Task objective: Note each line of the listing that contains the string "蓝白笔壳", and copy it.

Source records:
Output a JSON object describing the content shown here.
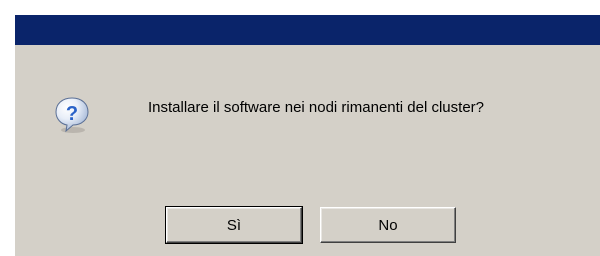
{
  "dialog": {
    "message": "Installare il software nei nodi rimanenti del cluster?",
    "icon": "question-icon"
  },
  "buttons": {
    "yes_label": "Sì",
    "no_label": "No"
  },
  "colors": {
    "titlebar": "#0a246a",
    "dialog_background": "#d4d0c8",
    "icon_blue": "#2a62c8"
  }
}
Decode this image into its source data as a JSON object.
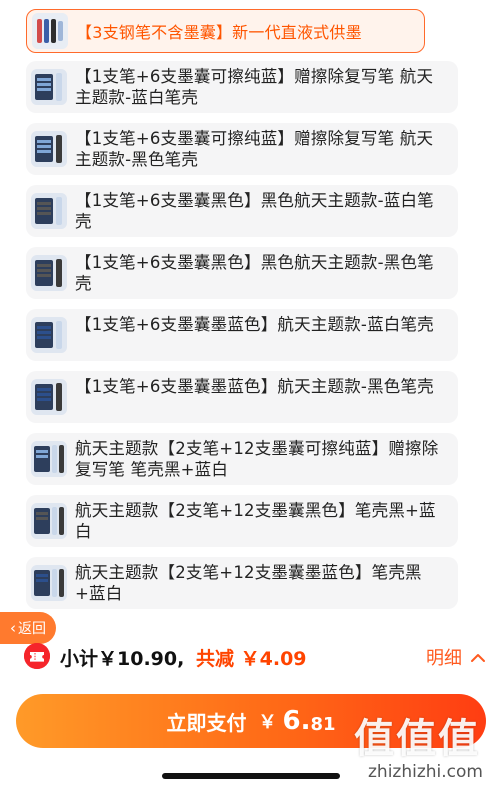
{
  "sku_options": [
    {
      "label": "【3支钢笔不含墨囊】新一代直液式供墨",
      "selected": true
    },
    {
      "label": "【1支笔+6支墨囊可擦纯蓝】赠擦除复写笔 航天主题款-蓝白笔壳",
      "selected": false
    },
    {
      "label": "【1支笔+6支墨囊可擦纯蓝】赠擦除复写笔 航天主题款-黑色笔壳",
      "selected": false
    },
    {
      "label": "【1支笔+6支墨囊黑色】黑色航天主题款-蓝白笔壳",
      "selected": false
    },
    {
      "label": "【1支笔+6支墨囊黑色】黑色航天主题款-黑色笔壳",
      "selected": false
    },
    {
      "label": "【1支笔+6支墨囊墨蓝色】航天主题款-蓝白笔壳",
      "selected": false
    },
    {
      "label": "【1支笔+6支墨囊墨蓝色】航天主题款-黑色笔壳",
      "selected": false
    },
    {
      "label": "航天主题款【2支笔+12支墨囊可擦纯蓝】赠擦除复写笔 笔壳黑+蓝白",
      "selected": false
    },
    {
      "label": "航天主题款【2支笔+12支墨囊黑色】笔壳黑+蓝白",
      "selected": false
    },
    {
      "label": "航天主题款【2支笔+12支墨囊墨蓝色】笔壳黑+蓝白",
      "selected": false
    }
  ],
  "back_button": {
    "label": "返回",
    "icon": "chevron-left-icon"
  },
  "summary": {
    "subtotal_label": "小计",
    "subtotal_value": "￥10.90,",
    "saving_label": "共减",
    "saving_value": "￥4.09",
    "detail_label": "明细",
    "detail_icon": "chevron-up-icon",
    "coupon_icon": "coupon-ticket-icon"
  },
  "pay_button": {
    "label": "立即支付",
    "currency": "￥",
    "amount_int": "6.",
    "amount_dec": "81"
  },
  "watermark": {
    "glyphs": "值值值",
    "domain": "zhizhizhi.com"
  },
  "colors": {
    "accent": "#ff5a1f",
    "selected_border": "#ff6a2b",
    "saving_red": "#ff4400",
    "coupon_red": "#f5252b"
  }
}
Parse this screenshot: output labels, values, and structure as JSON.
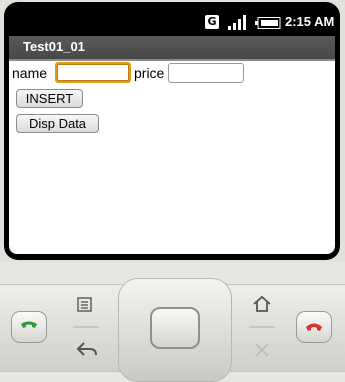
{
  "status_bar": {
    "network_badge": "G",
    "time": "2:15 AM",
    "icons": [
      "g-network-icon",
      "signal-icon",
      "battery-icon"
    ]
  },
  "app": {
    "title": "Test01_01"
  },
  "form": {
    "name_label": "name",
    "name_value": "",
    "price_label": "price",
    "price_value": "",
    "insert_button": "INSERT",
    "disp_button": "Disp Data"
  },
  "hardware": {
    "buttons": [
      "call-icon",
      "menu-icon",
      "back-icon",
      "home-icon",
      "search-icon",
      "end-call-icon"
    ],
    "colors": {
      "call": "#2f9a3a",
      "end_call": "#d2342a",
      "focus": "#e59b13"
    }
  }
}
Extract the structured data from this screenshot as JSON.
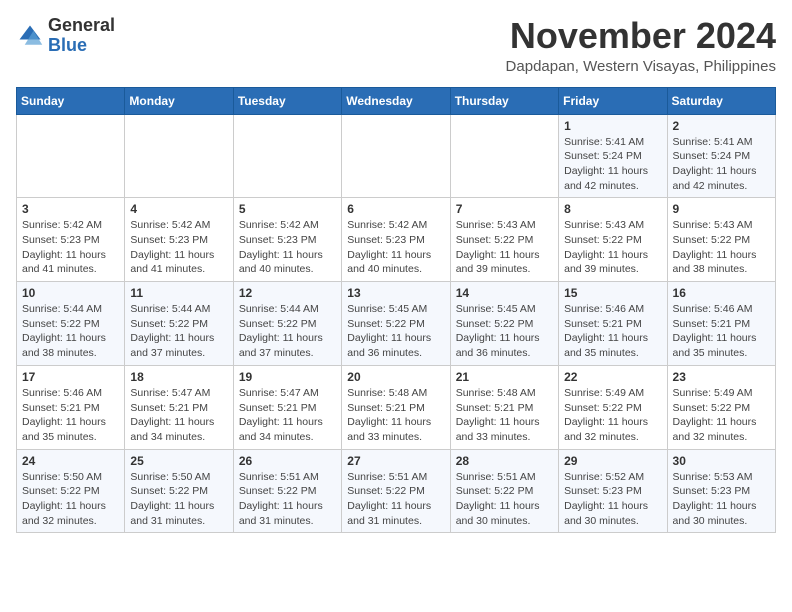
{
  "header": {
    "logo_general": "General",
    "logo_blue": "Blue",
    "month_year": "November 2024",
    "location": "Dapdapan, Western Visayas, Philippines"
  },
  "weekdays": [
    "Sunday",
    "Monday",
    "Tuesday",
    "Wednesday",
    "Thursday",
    "Friday",
    "Saturday"
  ],
  "weeks": [
    [
      {
        "day": "",
        "info": ""
      },
      {
        "day": "",
        "info": ""
      },
      {
        "day": "",
        "info": ""
      },
      {
        "day": "",
        "info": ""
      },
      {
        "day": "",
        "info": ""
      },
      {
        "day": "1",
        "info": "Sunrise: 5:41 AM\nSunset: 5:24 PM\nDaylight: 11 hours and 42 minutes."
      },
      {
        "day": "2",
        "info": "Sunrise: 5:41 AM\nSunset: 5:24 PM\nDaylight: 11 hours and 42 minutes."
      }
    ],
    [
      {
        "day": "3",
        "info": "Sunrise: 5:42 AM\nSunset: 5:23 PM\nDaylight: 11 hours and 41 minutes."
      },
      {
        "day": "4",
        "info": "Sunrise: 5:42 AM\nSunset: 5:23 PM\nDaylight: 11 hours and 41 minutes."
      },
      {
        "day": "5",
        "info": "Sunrise: 5:42 AM\nSunset: 5:23 PM\nDaylight: 11 hours and 40 minutes."
      },
      {
        "day": "6",
        "info": "Sunrise: 5:42 AM\nSunset: 5:23 PM\nDaylight: 11 hours and 40 minutes."
      },
      {
        "day": "7",
        "info": "Sunrise: 5:43 AM\nSunset: 5:22 PM\nDaylight: 11 hours and 39 minutes."
      },
      {
        "day": "8",
        "info": "Sunrise: 5:43 AM\nSunset: 5:22 PM\nDaylight: 11 hours and 39 minutes."
      },
      {
        "day": "9",
        "info": "Sunrise: 5:43 AM\nSunset: 5:22 PM\nDaylight: 11 hours and 38 minutes."
      }
    ],
    [
      {
        "day": "10",
        "info": "Sunrise: 5:44 AM\nSunset: 5:22 PM\nDaylight: 11 hours and 38 minutes."
      },
      {
        "day": "11",
        "info": "Sunrise: 5:44 AM\nSunset: 5:22 PM\nDaylight: 11 hours and 37 minutes."
      },
      {
        "day": "12",
        "info": "Sunrise: 5:44 AM\nSunset: 5:22 PM\nDaylight: 11 hours and 37 minutes."
      },
      {
        "day": "13",
        "info": "Sunrise: 5:45 AM\nSunset: 5:22 PM\nDaylight: 11 hours and 36 minutes."
      },
      {
        "day": "14",
        "info": "Sunrise: 5:45 AM\nSunset: 5:22 PM\nDaylight: 11 hours and 36 minutes."
      },
      {
        "day": "15",
        "info": "Sunrise: 5:46 AM\nSunset: 5:21 PM\nDaylight: 11 hours and 35 minutes."
      },
      {
        "day": "16",
        "info": "Sunrise: 5:46 AM\nSunset: 5:21 PM\nDaylight: 11 hours and 35 minutes."
      }
    ],
    [
      {
        "day": "17",
        "info": "Sunrise: 5:46 AM\nSunset: 5:21 PM\nDaylight: 11 hours and 35 minutes."
      },
      {
        "day": "18",
        "info": "Sunrise: 5:47 AM\nSunset: 5:21 PM\nDaylight: 11 hours and 34 minutes."
      },
      {
        "day": "19",
        "info": "Sunrise: 5:47 AM\nSunset: 5:21 PM\nDaylight: 11 hours and 34 minutes."
      },
      {
        "day": "20",
        "info": "Sunrise: 5:48 AM\nSunset: 5:21 PM\nDaylight: 11 hours and 33 minutes."
      },
      {
        "day": "21",
        "info": "Sunrise: 5:48 AM\nSunset: 5:21 PM\nDaylight: 11 hours and 33 minutes."
      },
      {
        "day": "22",
        "info": "Sunrise: 5:49 AM\nSunset: 5:22 PM\nDaylight: 11 hours and 32 minutes."
      },
      {
        "day": "23",
        "info": "Sunrise: 5:49 AM\nSunset: 5:22 PM\nDaylight: 11 hours and 32 minutes."
      }
    ],
    [
      {
        "day": "24",
        "info": "Sunrise: 5:50 AM\nSunset: 5:22 PM\nDaylight: 11 hours and 32 minutes."
      },
      {
        "day": "25",
        "info": "Sunrise: 5:50 AM\nSunset: 5:22 PM\nDaylight: 11 hours and 31 minutes."
      },
      {
        "day": "26",
        "info": "Sunrise: 5:51 AM\nSunset: 5:22 PM\nDaylight: 11 hours and 31 minutes."
      },
      {
        "day": "27",
        "info": "Sunrise: 5:51 AM\nSunset: 5:22 PM\nDaylight: 11 hours and 31 minutes."
      },
      {
        "day": "28",
        "info": "Sunrise: 5:51 AM\nSunset: 5:22 PM\nDaylight: 11 hours and 30 minutes."
      },
      {
        "day": "29",
        "info": "Sunrise: 5:52 AM\nSunset: 5:23 PM\nDaylight: 11 hours and 30 minutes."
      },
      {
        "day": "30",
        "info": "Sunrise: 5:53 AM\nSunset: 5:23 PM\nDaylight: 11 hours and 30 minutes."
      }
    ]
  ]
}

Task output:
      "label": "【1支笔+6支墨囊可擦纯蓝】赠擦除复写笔 航天主题款-蓝白笔壳",
      "label": "【1支笔+6支墨囊黑色】黑色航天主题款-蓝白笔壳",
      "label": "【1支笔+6支墨囊墨蓝色】航天主题款-蓝白笔壳",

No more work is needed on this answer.